Problems and tasks.
(1) Answer these questions from the Dwight Howard article: (a) Which team can pay Howard more money? (b) Who would be his partner in Dallas? (c) How many years of his career is Howard expected to commit to his next team?
(2) In the Dwight Howard article, turn the paragraph beginning "His best chance to win a championship" into a short list that keeps its main points.
(3) Carry the Dwight Howard article forward from its final sentence.

Supplied passage.
What Is Dwight’s Motivation?

HANG TIME HEADQUARTERS — We’ve read for weeks now about the pros and cons of the franchises pursuing Dwight Howard in free agency.

His best chance to win a championship is with an up-and-coming outfit in Houston or even Golden State. He can earn more money if he sticks with Los Angeles and the Lakers. He’ll be most comfortable on the court in Atlanta with the hometown Hawks. He won’t play with a better partner in crime than Dirk Nowitzki in Dallas.

All of that is just theory, blind stabs in the free-agent dark as we await Howard’s final decision on where he will commit to playing the next four or five years of his career (a revelation that could come as soon as this afternoon). You can assign different attributes to each franchise, with the Lakers’ being able to offer an extra year and that extra cash being the only static variable on the list.

Rows.
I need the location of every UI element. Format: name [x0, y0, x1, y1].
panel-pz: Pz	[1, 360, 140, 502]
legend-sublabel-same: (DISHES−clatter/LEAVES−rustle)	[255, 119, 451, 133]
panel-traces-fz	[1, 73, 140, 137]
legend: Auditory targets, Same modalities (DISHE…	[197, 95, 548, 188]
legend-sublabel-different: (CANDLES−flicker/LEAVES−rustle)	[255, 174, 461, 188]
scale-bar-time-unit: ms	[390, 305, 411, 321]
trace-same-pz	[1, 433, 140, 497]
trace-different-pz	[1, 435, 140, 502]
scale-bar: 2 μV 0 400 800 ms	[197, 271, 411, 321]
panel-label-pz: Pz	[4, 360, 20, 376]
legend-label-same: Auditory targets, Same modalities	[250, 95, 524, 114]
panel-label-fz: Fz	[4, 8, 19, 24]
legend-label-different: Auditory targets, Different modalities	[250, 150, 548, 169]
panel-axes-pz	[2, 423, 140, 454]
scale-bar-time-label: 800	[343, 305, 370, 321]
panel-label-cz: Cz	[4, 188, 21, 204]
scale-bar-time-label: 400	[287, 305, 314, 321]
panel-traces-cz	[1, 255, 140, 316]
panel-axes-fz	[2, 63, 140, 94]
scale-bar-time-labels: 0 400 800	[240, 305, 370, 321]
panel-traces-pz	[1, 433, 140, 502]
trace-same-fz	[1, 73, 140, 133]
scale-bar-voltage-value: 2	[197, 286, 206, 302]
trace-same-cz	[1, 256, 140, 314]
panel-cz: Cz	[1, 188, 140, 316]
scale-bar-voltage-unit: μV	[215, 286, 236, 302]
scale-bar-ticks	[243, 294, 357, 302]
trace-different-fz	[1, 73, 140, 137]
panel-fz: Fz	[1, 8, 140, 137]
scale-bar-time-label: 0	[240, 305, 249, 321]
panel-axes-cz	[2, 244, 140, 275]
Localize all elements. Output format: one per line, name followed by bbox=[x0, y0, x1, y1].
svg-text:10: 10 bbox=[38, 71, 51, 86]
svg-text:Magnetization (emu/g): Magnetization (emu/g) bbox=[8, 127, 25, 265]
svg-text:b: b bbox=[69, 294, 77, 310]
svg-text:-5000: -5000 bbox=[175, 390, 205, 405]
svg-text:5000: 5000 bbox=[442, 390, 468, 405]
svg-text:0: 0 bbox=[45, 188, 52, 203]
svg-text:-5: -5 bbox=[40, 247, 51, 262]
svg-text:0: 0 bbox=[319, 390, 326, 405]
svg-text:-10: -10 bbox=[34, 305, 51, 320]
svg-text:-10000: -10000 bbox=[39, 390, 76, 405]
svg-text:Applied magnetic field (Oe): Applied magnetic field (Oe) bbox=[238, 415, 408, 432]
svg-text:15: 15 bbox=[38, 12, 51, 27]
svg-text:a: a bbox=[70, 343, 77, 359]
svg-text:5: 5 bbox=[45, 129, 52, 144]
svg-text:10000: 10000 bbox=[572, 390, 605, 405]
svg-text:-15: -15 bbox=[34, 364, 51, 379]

Task results.
(1)
(a) The Los Angeles Lakers.
(b) Dirk Nowitzki.
(c) The next four or five years.

(2)
- Best chance at a championship: Houston or Golden State
- Most money: the Los Angeles Lakers
- Most comfort on the court: his hometown Atlanta Hawks
- Best partner: Dirk Nowitzki in Dallas

(3)
But what are Howard’s real goals? What’s his true motivation for dragging the world through this exhausting process? Does he rank championships above all things? Is it his legacy, the money, reclaiming his good reputation, the fame and all of the things he’s lost since forcing his way out of Orlando and into his current predicament?

His reason for leaving the Magic kingdom created for him in Orlando, where he seemed to have absolutely everything a superstar in pursuit of the ultimate glory could ask for, was the chance to seek his championship destiny in a place of his own choosing. He’d somehow grown tired of his surroundings — the new arena, a city filled with fans who adored him and applauded his every move on and off the court. The folks inside of the Magic organization tried to move heaven and earth to appease him, they even fired coach Stan Van Gundy and general manager Otis Smith, only to find out his heart simply wasn’t in Orlando.

Howard is still searching for the right fit, for inspiration. And it’s unclear if he’s going to find what he’s looking for among his current list of suitors.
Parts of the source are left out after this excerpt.